▸ **TASK**
Please repeat each line of the data exactly, with nothing left out.

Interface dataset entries
☆ ☆ ☆

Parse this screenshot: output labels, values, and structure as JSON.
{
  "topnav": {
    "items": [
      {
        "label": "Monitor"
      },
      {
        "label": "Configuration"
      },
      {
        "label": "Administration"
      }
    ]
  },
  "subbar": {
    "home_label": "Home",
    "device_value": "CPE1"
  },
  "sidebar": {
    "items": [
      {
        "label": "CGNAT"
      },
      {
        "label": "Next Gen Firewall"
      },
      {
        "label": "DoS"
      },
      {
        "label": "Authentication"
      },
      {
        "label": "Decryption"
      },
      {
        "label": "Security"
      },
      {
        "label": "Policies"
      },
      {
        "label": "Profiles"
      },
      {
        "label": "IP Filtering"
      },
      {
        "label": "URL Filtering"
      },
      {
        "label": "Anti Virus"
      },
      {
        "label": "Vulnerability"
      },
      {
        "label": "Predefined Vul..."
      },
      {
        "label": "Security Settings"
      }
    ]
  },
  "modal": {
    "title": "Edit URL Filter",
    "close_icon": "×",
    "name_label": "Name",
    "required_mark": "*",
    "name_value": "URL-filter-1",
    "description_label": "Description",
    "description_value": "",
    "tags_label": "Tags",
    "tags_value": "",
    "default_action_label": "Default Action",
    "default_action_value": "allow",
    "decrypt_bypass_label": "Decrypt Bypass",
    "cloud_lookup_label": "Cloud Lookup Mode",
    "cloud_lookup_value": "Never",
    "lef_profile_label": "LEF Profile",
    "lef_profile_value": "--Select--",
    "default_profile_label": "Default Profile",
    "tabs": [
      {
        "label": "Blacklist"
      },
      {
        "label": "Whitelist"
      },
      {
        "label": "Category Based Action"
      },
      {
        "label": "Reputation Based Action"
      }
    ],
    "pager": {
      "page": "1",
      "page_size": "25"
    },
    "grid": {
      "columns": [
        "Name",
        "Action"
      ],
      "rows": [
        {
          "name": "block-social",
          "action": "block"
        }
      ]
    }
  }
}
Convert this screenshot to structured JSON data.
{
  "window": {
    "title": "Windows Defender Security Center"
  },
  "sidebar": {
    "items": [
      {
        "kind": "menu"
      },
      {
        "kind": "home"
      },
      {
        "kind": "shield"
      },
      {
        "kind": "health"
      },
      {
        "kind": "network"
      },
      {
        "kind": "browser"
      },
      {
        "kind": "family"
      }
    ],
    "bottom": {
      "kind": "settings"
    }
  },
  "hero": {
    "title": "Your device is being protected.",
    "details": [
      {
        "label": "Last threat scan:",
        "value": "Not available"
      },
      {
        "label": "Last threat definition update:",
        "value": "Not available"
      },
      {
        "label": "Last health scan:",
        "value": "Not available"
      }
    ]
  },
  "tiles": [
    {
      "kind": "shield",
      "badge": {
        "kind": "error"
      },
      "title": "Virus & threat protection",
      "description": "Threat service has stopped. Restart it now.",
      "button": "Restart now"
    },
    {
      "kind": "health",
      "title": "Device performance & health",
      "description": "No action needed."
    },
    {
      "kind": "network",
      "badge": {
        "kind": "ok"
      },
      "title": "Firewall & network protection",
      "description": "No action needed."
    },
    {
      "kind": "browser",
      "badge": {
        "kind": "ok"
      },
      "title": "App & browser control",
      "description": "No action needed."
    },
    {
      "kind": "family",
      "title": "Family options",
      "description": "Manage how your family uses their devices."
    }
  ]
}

☆ ☆ ☆

▸ **SOLVED PROBLEM**
Parse this screenshot: output labels, values, and structure as JSON.
{
  "topnav": {
    "items": [
      {
        "label": "Monitor"
      },
      {
        "label": "Configuration"
      },
      {
        "label": "Administration"
      }
    ]
  },
  "subbar": {
    "home_label": "Home",
    "device_value": "CPE1"
  },
  "sidebar": {
    "items": [
      {
        "label": "CGNAT"
      },
      {
        "label": "Next Gen Firewall"
      },
      {
        "label": "DoS"
      },
      {
        "label": "Authentication"
      },
      {
        "label": "Decryption"
      },
      {
        "label": "Security"
      },
      {
        "label": "Policies"
      },
      {
        "label": "Profiles"
      },
      {
        "label": "IP Filtering"
      },
      {
        "label": "URL Filtering"
      },
      {
        "label": "Anti Virus"
      },
      {
        "label": "Vulnerability"
      },
      {
        "label": "Predefined Vul..."
      },
      {
        "label": "Security Settings"
      }
    ]
  },
  "modal": {
    "title": "Edit URL Filter",
    "close_icon": "×",
    "name_label": "Name",
    "required_mark": "*",
    "name_value": "URL-filter-1",
    "description_label": "Description",
    "description_value": "",
    "tags_label": "Tags",
    "tags_value": "",
    "default_action_label": "Default Action",
    "default_action_value": "allow",
    "decrypt_bypass_label": "Decrypt Bypass",
    "cloud_lookup_label": "Cloud Lookup Mode",
    "cloud_lookup_value": "Never",
    "lef_profile_label": "LEF Profile",
    "lef_profile_value": "--Select--",
    "default_profile_label": "Default Profile",
    "tabs": [
      {
        "label": "Blacklist"
      },
      {
        "label": "Whitelist"
      },
      {
        "label": "Category Based Action"
      },
      {
        "label": "Reputation Based Action"
      }
    ],
    "pager": {
      "page": "1",
      "page_size": "25"
    },
    "grid": {
      "columns": [
        "Name",
        "Action"
      ],
      "rows": [
        {
          "name": "block-social",
          "action": "block"
        }
      ]
    }
  }
}
Convert this screenshot to structured JSON data.
{
  "window": {
    "title": "Windows Defender Security Center"
  },
  "sidebar": {
    "items": [
      {
        "kind": "menu"
      },
      {
        "kind": "home"
      },
      {
        "kind": "shield"
      },
      {
        "kind": "health"
      },
      {
        "kind": "network"
      },
      {
        "kind": "browser"
      },
      {
        "kind": "family"
      }
    ],
    "bottom": {
      "kind": "settings"
    }
  },
  "hero": {
    "title": "Your device is being protected.",
    "details": [
      {
        "label": "Last threat scan:",
        "value": "Not available"
      },
      {
        "label": "Last threat definition update:",
        "value": "Not available"
      },
      {
        "label": "Last health scan:",
        "value": "Not available"
      }
    ]
  },
  "tiles": [
    {
      "kind": "shield",
      "badge": {
        "kind": "error"
      },
      "title": "Virus & threat protection",
      "description": "Threat service has stopped. Restart it now.",
      "button": "Restart now"
    },
    {
      "kind": "health",
      "title": "Device performance & health",
      "description": "No action needed."
    },
    {
      "kind": "network",
      "badge": {
        "kind": "ok"
      },
      "title": "Firewall & network protection",
      "description": "No action needed."
    },
    {
      "kind": "browser",
      "badge": {
        "kind": "ok"
      },
      "title": "App & browser control",
      "description": "No action needed."
    },
    {
      "kind": "family",
      "title": "Family options",
      "description": "Manage how your family uses their devices."
    }
  ]
}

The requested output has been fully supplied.